- Exercise objective -
Locate and copy each line in the data that contains the word "Relative".

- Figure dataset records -

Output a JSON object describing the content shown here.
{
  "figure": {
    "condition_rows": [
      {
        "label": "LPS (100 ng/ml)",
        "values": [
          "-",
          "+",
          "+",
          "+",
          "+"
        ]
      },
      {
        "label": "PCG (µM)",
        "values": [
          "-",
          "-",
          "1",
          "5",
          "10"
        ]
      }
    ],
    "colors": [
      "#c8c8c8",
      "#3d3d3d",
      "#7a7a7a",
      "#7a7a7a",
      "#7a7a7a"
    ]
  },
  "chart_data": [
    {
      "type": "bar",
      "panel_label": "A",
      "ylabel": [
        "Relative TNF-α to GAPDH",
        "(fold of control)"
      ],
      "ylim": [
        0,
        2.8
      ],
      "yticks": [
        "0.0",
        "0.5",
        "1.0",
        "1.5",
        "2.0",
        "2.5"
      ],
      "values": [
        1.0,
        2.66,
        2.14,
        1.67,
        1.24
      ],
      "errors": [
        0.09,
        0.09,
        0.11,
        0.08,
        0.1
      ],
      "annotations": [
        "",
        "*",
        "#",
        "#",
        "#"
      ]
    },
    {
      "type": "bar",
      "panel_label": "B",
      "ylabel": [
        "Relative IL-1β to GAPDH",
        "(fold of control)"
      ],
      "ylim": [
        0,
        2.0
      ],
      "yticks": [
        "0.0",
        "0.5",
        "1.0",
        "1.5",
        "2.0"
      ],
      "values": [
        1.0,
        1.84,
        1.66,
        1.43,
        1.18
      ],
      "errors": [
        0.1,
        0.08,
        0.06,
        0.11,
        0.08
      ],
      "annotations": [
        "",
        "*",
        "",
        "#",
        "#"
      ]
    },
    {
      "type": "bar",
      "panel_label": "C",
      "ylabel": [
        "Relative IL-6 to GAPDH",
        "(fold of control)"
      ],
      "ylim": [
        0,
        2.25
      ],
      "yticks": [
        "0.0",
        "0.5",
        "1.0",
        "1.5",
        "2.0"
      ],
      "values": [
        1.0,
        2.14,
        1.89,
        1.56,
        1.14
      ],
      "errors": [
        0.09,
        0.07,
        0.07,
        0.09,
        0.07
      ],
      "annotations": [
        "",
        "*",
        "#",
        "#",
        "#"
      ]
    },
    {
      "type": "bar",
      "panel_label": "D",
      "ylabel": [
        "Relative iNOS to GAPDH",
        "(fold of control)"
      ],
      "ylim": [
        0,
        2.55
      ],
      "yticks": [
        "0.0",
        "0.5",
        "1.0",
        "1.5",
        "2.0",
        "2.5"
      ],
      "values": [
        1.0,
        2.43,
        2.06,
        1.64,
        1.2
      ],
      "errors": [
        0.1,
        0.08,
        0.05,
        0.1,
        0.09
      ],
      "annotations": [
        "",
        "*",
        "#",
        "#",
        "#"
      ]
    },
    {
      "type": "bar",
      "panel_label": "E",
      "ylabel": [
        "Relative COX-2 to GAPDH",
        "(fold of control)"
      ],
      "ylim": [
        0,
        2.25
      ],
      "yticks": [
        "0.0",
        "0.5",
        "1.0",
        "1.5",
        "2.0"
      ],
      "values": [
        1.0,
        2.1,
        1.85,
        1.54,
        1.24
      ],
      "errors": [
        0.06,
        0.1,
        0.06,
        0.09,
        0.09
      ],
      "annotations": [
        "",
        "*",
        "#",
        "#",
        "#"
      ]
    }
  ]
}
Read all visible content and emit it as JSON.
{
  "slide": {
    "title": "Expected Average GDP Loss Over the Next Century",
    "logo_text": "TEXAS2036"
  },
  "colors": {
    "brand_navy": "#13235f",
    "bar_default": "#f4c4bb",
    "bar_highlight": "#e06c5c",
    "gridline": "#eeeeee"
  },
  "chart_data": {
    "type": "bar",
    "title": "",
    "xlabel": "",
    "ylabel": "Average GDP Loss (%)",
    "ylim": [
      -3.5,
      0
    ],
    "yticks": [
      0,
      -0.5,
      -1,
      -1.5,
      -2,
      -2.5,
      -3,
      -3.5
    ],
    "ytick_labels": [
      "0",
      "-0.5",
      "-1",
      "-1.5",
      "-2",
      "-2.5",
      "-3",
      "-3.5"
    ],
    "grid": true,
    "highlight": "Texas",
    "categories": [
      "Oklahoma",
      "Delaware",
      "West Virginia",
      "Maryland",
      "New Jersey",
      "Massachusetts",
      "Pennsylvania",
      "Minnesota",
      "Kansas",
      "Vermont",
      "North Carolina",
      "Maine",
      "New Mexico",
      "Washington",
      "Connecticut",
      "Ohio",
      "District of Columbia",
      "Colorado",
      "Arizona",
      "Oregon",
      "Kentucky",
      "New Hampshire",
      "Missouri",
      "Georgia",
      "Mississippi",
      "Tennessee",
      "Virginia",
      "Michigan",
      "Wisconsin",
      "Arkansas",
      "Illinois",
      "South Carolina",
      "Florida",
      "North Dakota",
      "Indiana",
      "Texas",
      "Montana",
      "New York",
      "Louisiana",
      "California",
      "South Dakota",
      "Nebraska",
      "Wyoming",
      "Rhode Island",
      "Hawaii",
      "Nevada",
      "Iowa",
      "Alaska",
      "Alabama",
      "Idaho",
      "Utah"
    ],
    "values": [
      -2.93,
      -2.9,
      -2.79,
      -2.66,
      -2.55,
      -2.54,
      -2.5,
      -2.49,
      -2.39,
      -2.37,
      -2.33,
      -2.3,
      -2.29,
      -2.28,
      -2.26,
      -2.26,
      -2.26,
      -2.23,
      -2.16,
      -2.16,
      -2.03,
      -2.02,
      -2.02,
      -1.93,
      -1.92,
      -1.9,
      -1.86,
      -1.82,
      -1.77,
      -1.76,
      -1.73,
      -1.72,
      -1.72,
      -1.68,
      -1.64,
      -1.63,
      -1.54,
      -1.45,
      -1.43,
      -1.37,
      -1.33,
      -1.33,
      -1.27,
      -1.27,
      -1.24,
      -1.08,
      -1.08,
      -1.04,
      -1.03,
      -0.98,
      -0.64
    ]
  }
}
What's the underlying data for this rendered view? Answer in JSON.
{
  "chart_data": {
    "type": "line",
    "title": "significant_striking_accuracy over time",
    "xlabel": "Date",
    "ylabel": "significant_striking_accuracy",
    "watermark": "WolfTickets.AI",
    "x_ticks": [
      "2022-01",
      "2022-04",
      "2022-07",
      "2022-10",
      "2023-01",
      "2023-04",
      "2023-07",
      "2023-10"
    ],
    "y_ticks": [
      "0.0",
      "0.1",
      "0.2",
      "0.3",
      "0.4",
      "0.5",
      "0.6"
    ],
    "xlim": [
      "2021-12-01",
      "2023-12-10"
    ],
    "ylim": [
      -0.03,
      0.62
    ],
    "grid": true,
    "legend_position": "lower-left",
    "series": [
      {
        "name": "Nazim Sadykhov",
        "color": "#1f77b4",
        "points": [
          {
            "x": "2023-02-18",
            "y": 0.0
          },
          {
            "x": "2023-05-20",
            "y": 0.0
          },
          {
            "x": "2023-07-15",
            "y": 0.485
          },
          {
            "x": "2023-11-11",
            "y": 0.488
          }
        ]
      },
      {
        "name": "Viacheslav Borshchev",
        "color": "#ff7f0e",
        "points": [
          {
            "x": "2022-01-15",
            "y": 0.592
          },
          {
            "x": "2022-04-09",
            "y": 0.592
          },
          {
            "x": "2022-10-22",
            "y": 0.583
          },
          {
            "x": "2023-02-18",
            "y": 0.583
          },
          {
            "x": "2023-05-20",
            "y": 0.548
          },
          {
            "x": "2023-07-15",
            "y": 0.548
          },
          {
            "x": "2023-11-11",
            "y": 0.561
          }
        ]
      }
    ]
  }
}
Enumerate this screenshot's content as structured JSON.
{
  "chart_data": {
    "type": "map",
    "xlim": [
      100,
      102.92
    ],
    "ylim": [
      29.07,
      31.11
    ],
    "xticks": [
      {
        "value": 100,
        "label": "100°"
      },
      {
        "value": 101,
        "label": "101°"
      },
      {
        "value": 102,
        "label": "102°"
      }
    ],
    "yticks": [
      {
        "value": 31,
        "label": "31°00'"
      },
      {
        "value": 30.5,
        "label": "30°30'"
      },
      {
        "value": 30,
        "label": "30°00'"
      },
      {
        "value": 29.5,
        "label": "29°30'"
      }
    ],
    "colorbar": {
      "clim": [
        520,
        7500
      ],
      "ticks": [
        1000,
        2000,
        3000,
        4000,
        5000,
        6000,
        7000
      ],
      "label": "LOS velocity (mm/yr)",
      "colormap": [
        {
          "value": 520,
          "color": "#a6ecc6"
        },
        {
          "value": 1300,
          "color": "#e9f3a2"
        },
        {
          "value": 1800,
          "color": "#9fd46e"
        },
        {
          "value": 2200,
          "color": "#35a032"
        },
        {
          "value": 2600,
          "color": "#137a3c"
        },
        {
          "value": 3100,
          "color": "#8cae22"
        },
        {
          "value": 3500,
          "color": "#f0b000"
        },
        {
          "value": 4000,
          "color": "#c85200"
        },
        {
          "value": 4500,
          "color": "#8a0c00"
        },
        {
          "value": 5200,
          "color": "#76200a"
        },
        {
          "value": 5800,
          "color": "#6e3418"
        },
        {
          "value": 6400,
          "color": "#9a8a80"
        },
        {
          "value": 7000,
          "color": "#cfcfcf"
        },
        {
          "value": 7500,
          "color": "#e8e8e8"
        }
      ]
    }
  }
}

- Written solution -
        "Relative TNF-α to GAPDH",
        "Relative IL-1β to GAPDH",
        "Relative IL-6 to GAPDH",
        "Relative iNOS to GAPDH",
        "Relative COX-2 to GAPDH",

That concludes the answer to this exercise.